■ Given records
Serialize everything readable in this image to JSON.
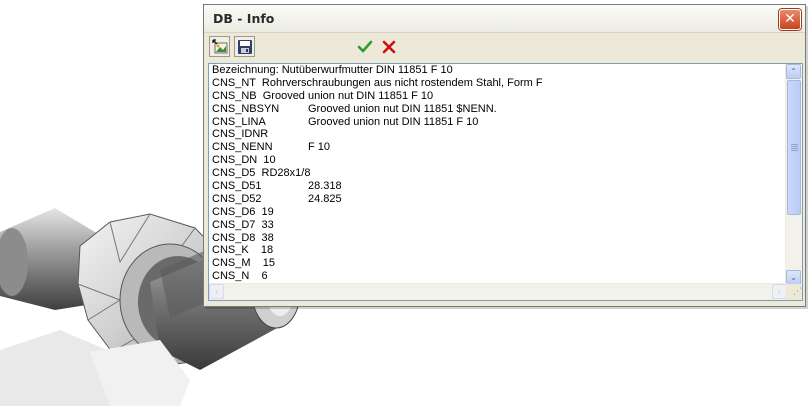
{
  "window": {
    "title": "DB - Info",
    "close_glyph": "✕"
  },
  "toolbar": {
    "buttons": [
      {
        "icon": "open-picture-icon"
      },
      {
        "icon": "save-disk-icon"
      },
      {
        "icon": "check-icon"
      },
      {
        "icon": "cancel-x-icon"
      }
    ]
  },
  "info": {
    "lines": [
      {
        "key": "Bezeichnung: Nutüberwurfmutter DIN 11851 F 10",
        "value": ""
      },
      {
        "key": "CNS_NT  Rohrverschraubungen aus nicht rostendem Stahl, Form F",
        "value": ""
      },
      {
        "key": "CNS_NB  Grooved union nut DIN 11851 F 10",
        "value": ""
      },
      {
        "key": "CNS_NBSYN",
        "value": "Grooved union nut DIN 11851 $NENN."
      },
      {
        "key": "CNS_LINA",
        "value": "Grooved union nut DIN 11851 F 10"
      },
      {
        "key": "CNS_IDNR",
        "value": ""
      },
      {
        "key": "CNS_NENN",
        "value": "F 10"
      },
      {
        "key": "CNS_DN  10",
        "value": ""
      },
      {
        "key": "CNS_D5  RD28x1/8",
        "value": ""
      },
      {
        "key": "CNS_D51",
        "value": "28.318"
      },
      {
        "key": "CNS_D52",
        "value": "24.825"
      },
      {
        "key": "CNS_D6  19",
        "value": ""
      },
      {
        "key": "CNS_D7  33",
        "value": ""
      },
      {
        "key": "CNS_D8  38",
        "value": ""
      },
      {
        "key": "CNS_K    18",
        "value": ""
      },
      {
        "key": "CNS_M    15",
        "value": ""
      },
      {
        "key": "CNS_N    6",
        "value": ""
      }
    ]
  },
  "scrollbars": {
    "up_glyph": "⌃",
    "down_glyph": "⌄",
    "left_glyph": "‹",
    "right_glyph": "›",
    "grip_glyph": "⋰"
  },
  "colors": {
    "dialog_bg": "#ece9d8",
    "close_red": "#c8431e",
    "check_green": "#2f9a2f",
    "cancel_red": "#d01010"
  }
}
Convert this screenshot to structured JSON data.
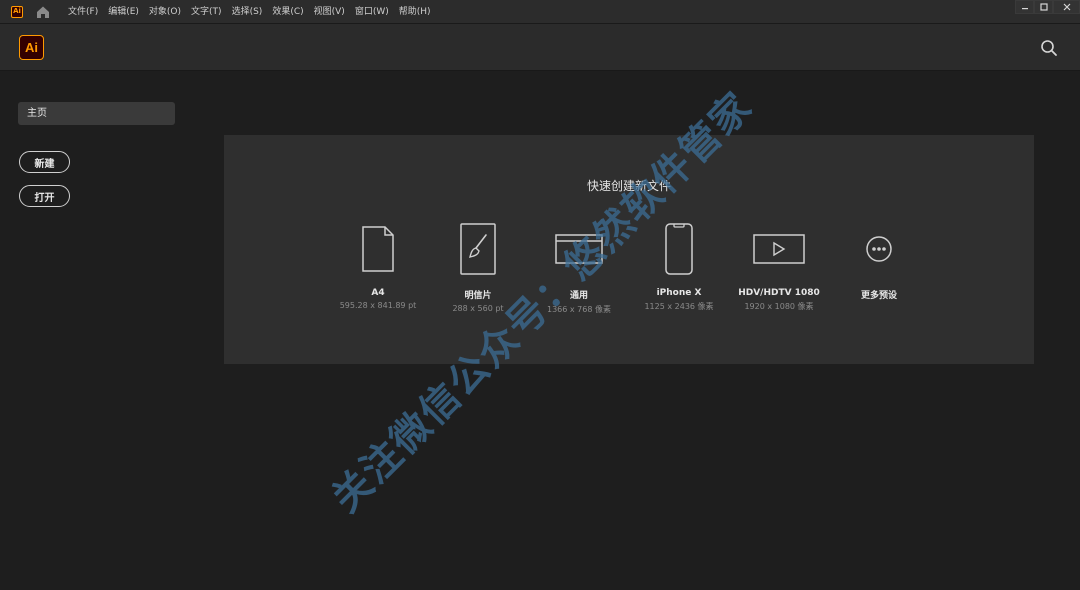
{
  "titlebar": {
    "logo_text": "Ai",
    "menu": [
      "文件(F)",
      "编辑(E)",
      "对象(O)",
      "文字(T)",
      "选择(S)",
      "效果(C)",
      "视图(V)",
      "窗口(W)",
      "帮助(H)"
    ],
    "window_controls": {
      "minimize": "▬",
      "maximize": "▢",
      "close": "✕"
    }
  },
  "header": {
    "logo_text": "Ai",
    "search_icon": "search-icon"
  },
  "sidebar": {
    "home_label": "主页",
    "new_label": "新建",
    "open_label": "打开"
  },
  "quick_create": {
    "title": "快速创建新文件",
    "presets": [
      {
        "name": "A4",
        "size": "595.28 x 841.89 pt",
        "icon": "document-icon"
      },
      {
        "name": "明信片",
        "size": "288 x 560 pt",
        "icon": "postcard-brush-icon"
      },
      {
        "name": "通用",
        "size": "1366 x 768 像素",
        "icon": "browser-window-icon"
      },
      {
        "name": "iPhone X",
        "size": "1125 x 2436 像素",
        "icon": "phone-icon"
      },
      {
        "name": "HDV/HDTV 1080",
        "size": "1920 x 1080 像素",
        "icon": "video-play-icon"
      },
      {
        "name": "更多预设",
        "size": "",
        "icon": "more-options-icon"
      }
    ]
  },
  "watermark": "关注微信公众号：悠然软件管家",
  "colors": {
    "accent": "#ff9a00",
    "logo_bg": "#330000",
    "background": "#1e1e1e",
    "panel": "#2f2f2f"
  }
}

■ To do
From the entries above, copy out every line where the string "this" appears.

■ Solution
Serialize everything readable in this image to JSON.
Convert this screenshot to structured JSON data.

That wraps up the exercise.